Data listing
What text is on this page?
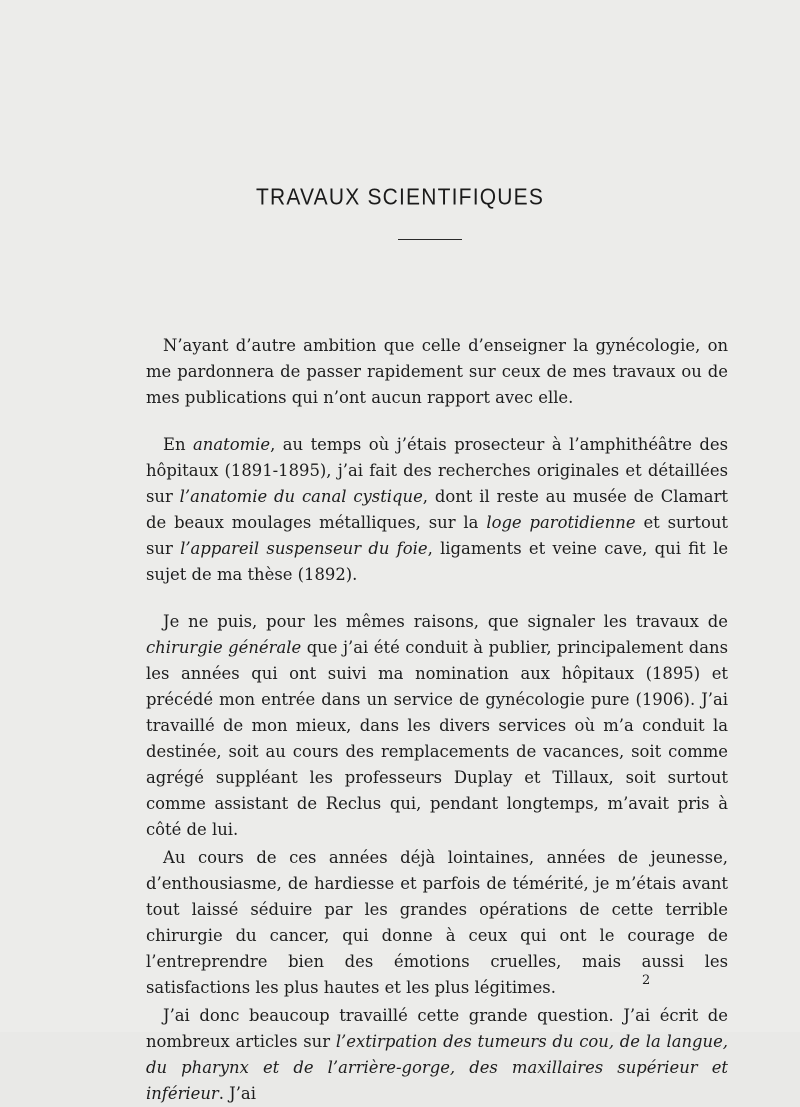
TRAVAUX SCIENTIFIQUES

N’ayant d’autre ambition que celle d’enseigner la gynécologie, on me pardonnera de passer rapidement sur ceux de mes travaux ou de mes publications qui n’ont aucun rapport avec elle.

En anatomie, au temps où j’étais prosecteur à l’amphithéâtre des hôpitaux (1891-1895), j’ai fait des recherches originales et détaillées sur l’anatomie du canal cystique, dont il reste au musée de Clamart de beaux moulages métalliques, sur la loge parotidienne et surtout sur l’appareil suspenseur du foie, ligaments et veine cave, qui fit le sujet de ma thèse (1892).

Je ne puis, pour les mêmes raisons, que signaler les travaux de chirurgie générale que j’ai été conduit à publier, principalement dans les années qui ont suivi ma nomination aux hôpitaux (1895) et précédé mon entrée dans un service de gynécologie pure (1906). J’ai travaillé de mon mieux, dans les divers services où m’a conduit la destinée, soit au cours des remplacements de vacances, soit comme agrégé suppléant les professeurs Duplay et Tillaux, soit surtout comme assistant de Reclus qui, pendant longtemps, m’avait pris à côté de lui.

Au cours de ces années déjà lointaines, années de jeunesse, d’enthousiasme, de hardiesse et parfois de témérité, je m’étais avant tout laissé séduire par les grandes opérations de cette terrible chirurgie du cancer, qui donne à ceux qui ont le courage de l’entreprendre bien des émotions cruelles, mais aussi les satisfactions les plus hautes et les plus légitimes.

J’ai donc beaucoup travaillé cette grande question. J’ai écrit de nombreux articles sur l’extirpation des tumeurs du cou, de la langue, du pharynx et de l’arrière-gorge, des maxillaires supérieur et inférieur. J’ai

2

# Aim of the task:
Make an exact copy of the records above, with the pictures left out.

# Reply:
What text is on this page?
TRAVAUX SCIENTIFIQUES

N’ayant d’autre ambition que celle d’enseigner la gynécologie, on me pardonnera de passer rapidement sur ceux de mes travaux ou de mes publications qui n’ont aucun rapport avec elle.

En anatomie, au temps où j’étais prosecteur à l’amphithéâtre des hôpitaux (1891-1895), j’ai fait des recherches originales et détaillées sur l’anatomie du canal cystique, dont il reste au musée de Clamart de beaux moulages métalliques, sur la loge parotidienne et surtout sur l’appareil suspenseur du foie, ligaments et veine cave, qui fit le sujet de ma thèse (1892).

Je ne puis, pour les mêmes raisons, que signaler les travaux de chirurgie générale que j’ai été conduit à publier, principalement dans les années qui ont suivi ma nomination aux hôpitaux (1895) et précédé mon entrée dans un service de gynécologie pure (1906). J’ai travaillé de mon mieux, dans les divers services où m’a conduit la destinée, soit au cours des remplacements de vacances, soit comme agrégé suppléant les professeurs Duplay et Tillaux, soit surtout comme assistant de Reclus qui, pendant longtemps, m’avait pris à côté de lui.

Au cours de ces années déjà lointaines, années de jeunesse, d’enthousiasme, de hardiesse et parfois de témérité, je m’étais avant tout laissé séduire par les grandes opérations de cette terrible chirurgie du cancer, qui donne à ceux qui ont le courage de l’entreprendre bien des émotions cruelles, mais aussi les satisfactions les plus hautes et les plus légitimes.

J’ai donc beaucoup travaillé cette grande question. J’ai écrit de nombreux articles sur l’extirpation des tumeurs du cou, de la langue, du pharynx et de l’arrière-gorge, des maxillaires supérieur et inférieur. J’ai

2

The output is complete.